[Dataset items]
%%

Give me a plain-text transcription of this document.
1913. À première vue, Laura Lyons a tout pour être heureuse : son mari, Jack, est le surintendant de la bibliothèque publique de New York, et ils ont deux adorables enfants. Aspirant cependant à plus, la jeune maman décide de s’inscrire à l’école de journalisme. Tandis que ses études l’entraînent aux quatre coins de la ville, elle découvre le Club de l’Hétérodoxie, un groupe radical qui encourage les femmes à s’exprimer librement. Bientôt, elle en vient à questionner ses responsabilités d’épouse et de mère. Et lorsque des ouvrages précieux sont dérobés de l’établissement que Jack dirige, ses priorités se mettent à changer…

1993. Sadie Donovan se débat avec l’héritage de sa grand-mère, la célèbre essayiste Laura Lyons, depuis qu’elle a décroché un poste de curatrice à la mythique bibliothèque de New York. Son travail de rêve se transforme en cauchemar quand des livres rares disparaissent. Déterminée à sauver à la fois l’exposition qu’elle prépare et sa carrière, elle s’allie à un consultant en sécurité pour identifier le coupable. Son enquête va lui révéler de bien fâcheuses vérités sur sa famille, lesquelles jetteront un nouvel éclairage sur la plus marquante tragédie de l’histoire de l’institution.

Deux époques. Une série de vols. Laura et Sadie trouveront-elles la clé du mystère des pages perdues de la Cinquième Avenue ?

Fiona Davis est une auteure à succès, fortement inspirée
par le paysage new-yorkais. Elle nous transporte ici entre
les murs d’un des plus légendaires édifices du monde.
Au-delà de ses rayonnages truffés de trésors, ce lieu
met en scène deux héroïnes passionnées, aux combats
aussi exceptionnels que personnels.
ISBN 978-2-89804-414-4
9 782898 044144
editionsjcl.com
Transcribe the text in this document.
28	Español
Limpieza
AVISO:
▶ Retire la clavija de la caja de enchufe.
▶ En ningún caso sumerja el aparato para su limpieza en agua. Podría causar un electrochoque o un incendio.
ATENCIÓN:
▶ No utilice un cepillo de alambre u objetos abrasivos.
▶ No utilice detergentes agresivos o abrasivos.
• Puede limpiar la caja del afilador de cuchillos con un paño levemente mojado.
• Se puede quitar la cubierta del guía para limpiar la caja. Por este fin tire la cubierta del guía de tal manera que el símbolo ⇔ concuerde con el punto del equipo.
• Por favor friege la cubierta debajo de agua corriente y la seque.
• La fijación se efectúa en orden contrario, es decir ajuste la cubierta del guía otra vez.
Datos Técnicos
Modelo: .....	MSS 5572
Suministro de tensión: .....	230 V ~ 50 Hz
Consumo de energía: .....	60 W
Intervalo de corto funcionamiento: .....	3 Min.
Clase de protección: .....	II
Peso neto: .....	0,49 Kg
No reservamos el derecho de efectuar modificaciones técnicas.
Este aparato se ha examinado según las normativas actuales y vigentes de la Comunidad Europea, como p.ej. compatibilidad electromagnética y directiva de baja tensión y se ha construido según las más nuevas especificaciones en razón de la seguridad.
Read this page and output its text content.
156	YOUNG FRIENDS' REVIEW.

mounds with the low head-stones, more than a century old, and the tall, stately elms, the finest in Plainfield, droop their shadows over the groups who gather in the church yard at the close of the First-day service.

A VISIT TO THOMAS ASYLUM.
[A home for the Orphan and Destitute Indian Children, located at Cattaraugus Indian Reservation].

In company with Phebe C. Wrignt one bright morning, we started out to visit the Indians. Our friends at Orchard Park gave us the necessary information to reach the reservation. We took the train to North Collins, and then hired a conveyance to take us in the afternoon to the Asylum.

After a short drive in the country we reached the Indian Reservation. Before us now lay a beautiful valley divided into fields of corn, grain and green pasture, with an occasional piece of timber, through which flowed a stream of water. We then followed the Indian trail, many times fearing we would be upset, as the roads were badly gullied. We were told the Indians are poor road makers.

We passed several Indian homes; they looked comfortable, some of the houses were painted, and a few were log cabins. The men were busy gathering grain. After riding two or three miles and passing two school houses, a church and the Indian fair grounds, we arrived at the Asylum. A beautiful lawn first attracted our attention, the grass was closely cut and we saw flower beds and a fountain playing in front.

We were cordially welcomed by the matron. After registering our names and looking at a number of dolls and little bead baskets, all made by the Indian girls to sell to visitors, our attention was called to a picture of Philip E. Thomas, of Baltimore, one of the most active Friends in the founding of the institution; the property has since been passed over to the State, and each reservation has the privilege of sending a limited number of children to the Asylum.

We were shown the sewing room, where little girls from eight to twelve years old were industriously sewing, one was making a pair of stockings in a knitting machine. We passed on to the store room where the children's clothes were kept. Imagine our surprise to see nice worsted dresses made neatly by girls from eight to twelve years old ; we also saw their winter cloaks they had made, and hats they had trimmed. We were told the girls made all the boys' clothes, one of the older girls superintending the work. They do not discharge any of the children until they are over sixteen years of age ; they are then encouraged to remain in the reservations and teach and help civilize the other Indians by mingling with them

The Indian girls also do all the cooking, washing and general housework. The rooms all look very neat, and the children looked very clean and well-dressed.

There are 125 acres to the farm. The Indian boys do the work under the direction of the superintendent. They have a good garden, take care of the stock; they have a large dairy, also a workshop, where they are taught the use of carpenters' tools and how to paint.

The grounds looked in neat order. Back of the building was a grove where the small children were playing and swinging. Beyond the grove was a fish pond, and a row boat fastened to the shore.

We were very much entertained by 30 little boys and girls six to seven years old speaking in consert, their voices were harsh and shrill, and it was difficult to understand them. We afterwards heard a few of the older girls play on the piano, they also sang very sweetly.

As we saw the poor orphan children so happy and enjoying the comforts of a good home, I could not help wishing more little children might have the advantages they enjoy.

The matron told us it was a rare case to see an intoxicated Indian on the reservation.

%%

Description of the task: Copy whichever lines in the listing above contain the word "limpiar".

Answer to the task:
• Puede limpiar la caja del afilador de cuchillos con un paño levemente mojado.
• Se puede quitar la cubierta del guía para limpiar la caja. Por este fin tire la cubierta del guía de tal manera que el símbolo ⇔ concuerde con el punto del equipo.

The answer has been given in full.